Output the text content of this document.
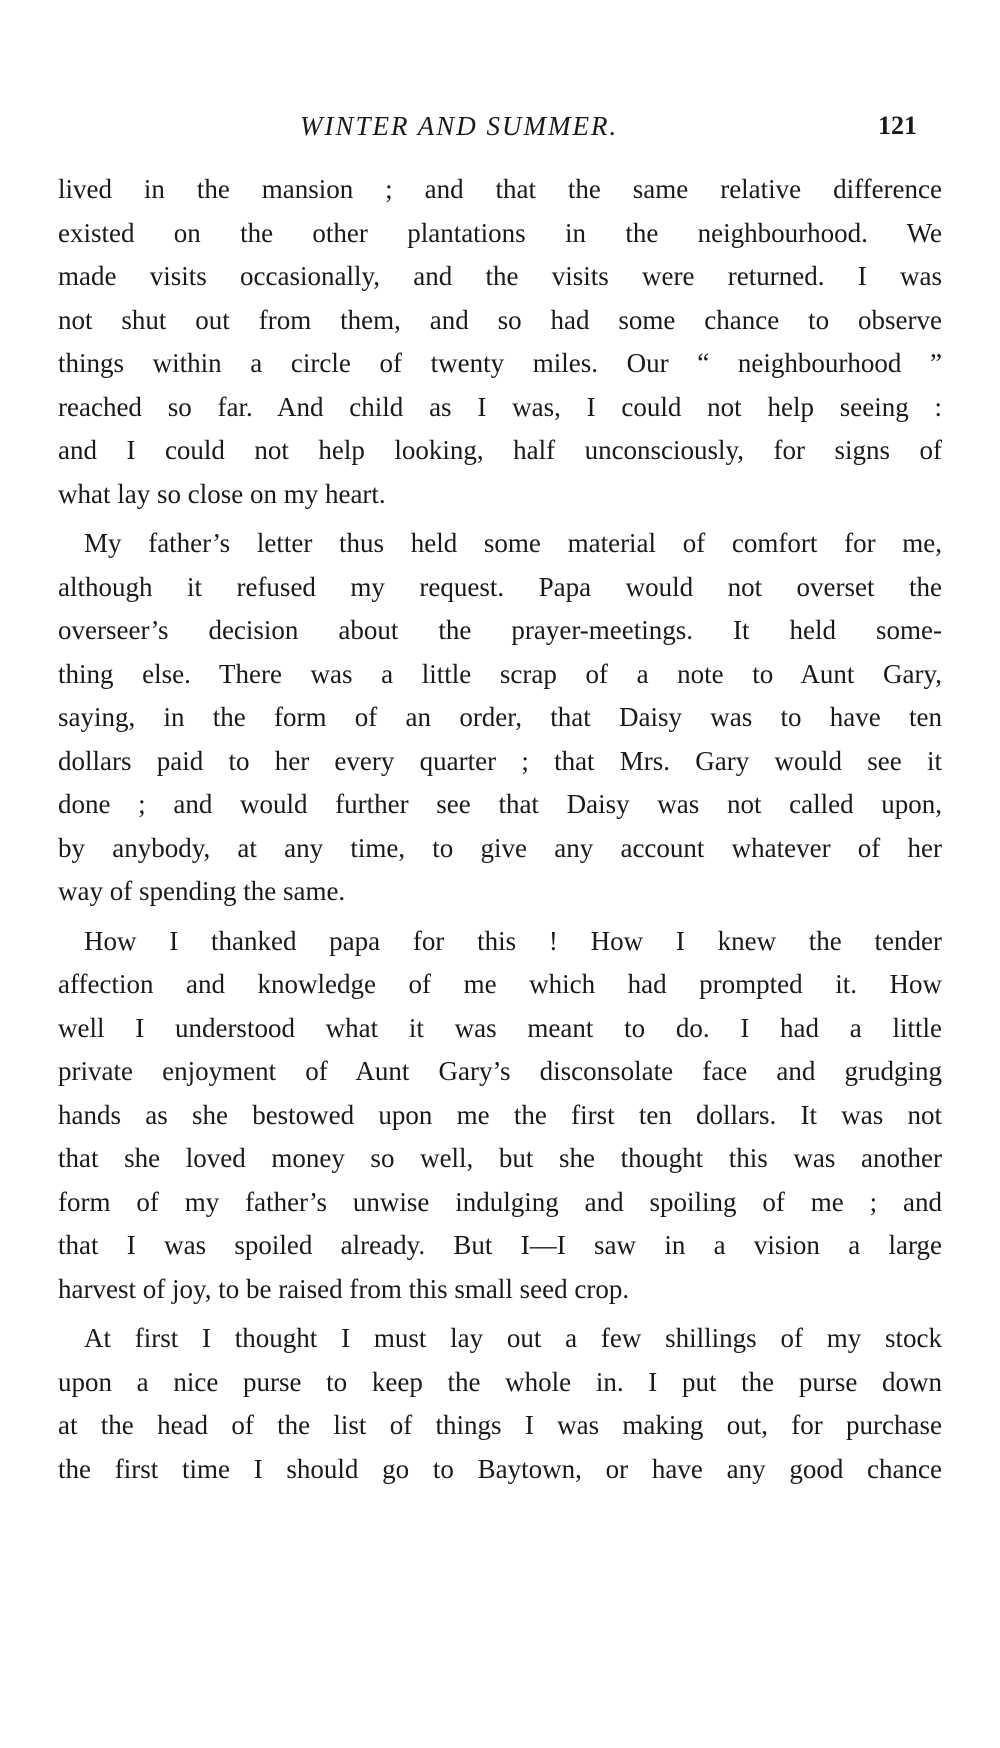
WINTER AND SUMMER.	121
lived in the mansion ; and that the same relative difference
existed on the other plantations in the neighbourhood. We
made visits occasionally, and the visits were returned. I was
not shut out from them, and so had some chance to observe
things within a circle of twenty miles. Our “ neighbourhood ”
reached so far. And child as I was, I could not help seeing :
and I could not help looking, half unconsciously, for signs of
what lay so close on my heart.
My father’s letter thus held some material of comfort for me,
although it refused my request. Papa would not overset the
overseer’s decision about the prayer-meetings. It held some-
thing else. There was a little scrap of a note to Aunt Gary,
saying, in the form of an order, that Daisy was to have ten
dollars paid to her every quarter ; that Mrs. Gary would see it
done ; and would further see that Daisy was not called upon,
by anybody, at any time, to give any account whatever of her
way of spending the same.
How I thanked papa for this ! How I knew the tender
affection and knowledge of me which had prompted it. How
well I understood what it was meant to do. I had a little
private enjoyment of Aunt Gary’s disconsolate face and grudging
hands as she bestowed upon me the first ten dollars. It was not
that she loved money so well, but she thought this was another
form of my father’s unwise indulging and spoiling of me ; and
that I was spoiled already. But I—I saw in a vision a large
harvest of joy, to be raised from this small seed crop.
At first I thought I must lay out a few shillings of my stock
upon a nice purse to keep the whole in. I put the purse down
at the head of the list of things I was making out, for purchase
the first time I should go to Baytown, or have any good chance
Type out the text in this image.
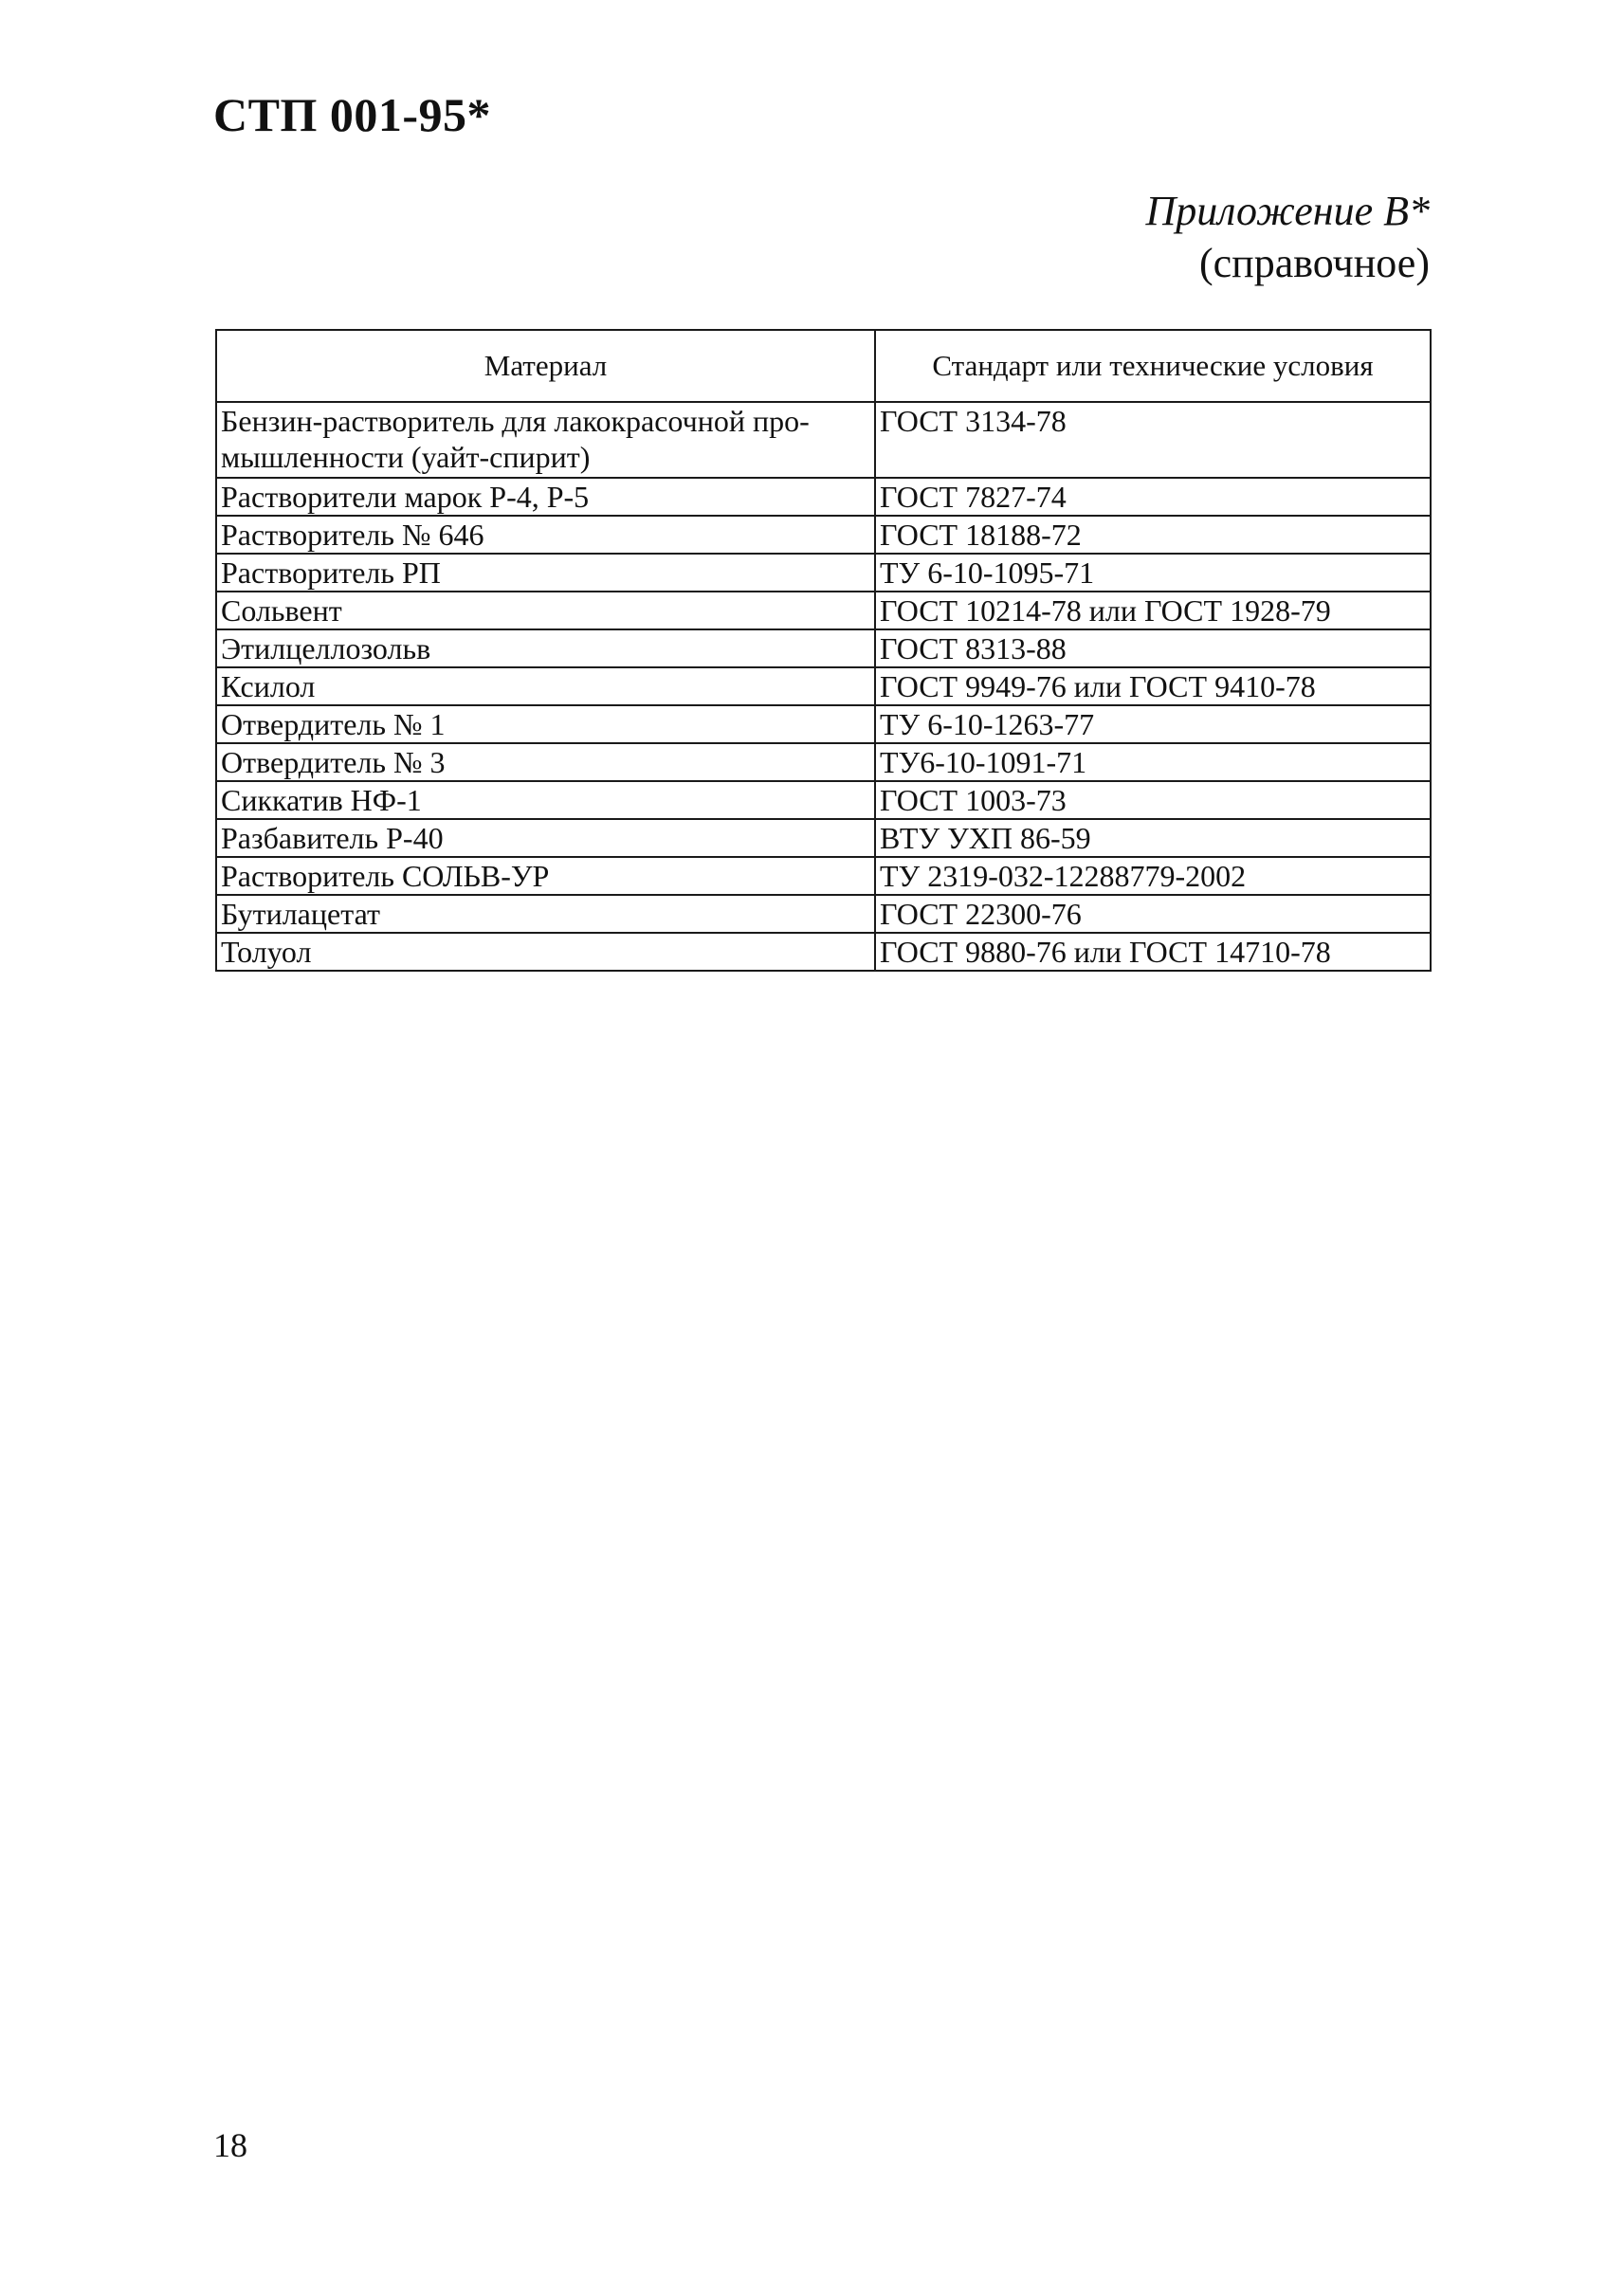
СТП 001-95*
Приложение В*
(справочное)
Материал	Стандарт или технические условия
Бензин-растворитель для лакокрасочной про-мышленности (уайт-спирит)	ГОСТ 3134-78
Растворители марок Р-4, Р-5	ГОСТ 7827-74
Растворитель № 646	ГОСТ 18188-72
Растворитель РП	ТУ 6-10-1095-71
Сольвент	ГОСТ 10214-78 или ГОСТ 1928-79
Этилцеллозольв	ГОСТ 8313-88
Ксилол	ГОСТ 9949-76 или ГОСТ 9410-78
Отвердитель № 1	ТУ 6-10-1263-77
Отвердитель № 3	ТУ6-10-1091-71
Сиккатив НФ-1	ГОСТ 1003-73
Разбавитель Р-40	ВТУ УХП 86-59
Растворитель СОЛЬВ-УР	ТУ 2319-032-12288779-2002
Бутилацетат	ГОСТ 22300-76
Толуол	ГОСТ 9880-76 или ГОСТ 14710-78
18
· · ·
Copy every line of the records above that holds the word "Отвердитель".

Отвердитель № 1	ТУ 6-10-1263-77
Отвердитель № 3	ТУ6-10-1091-71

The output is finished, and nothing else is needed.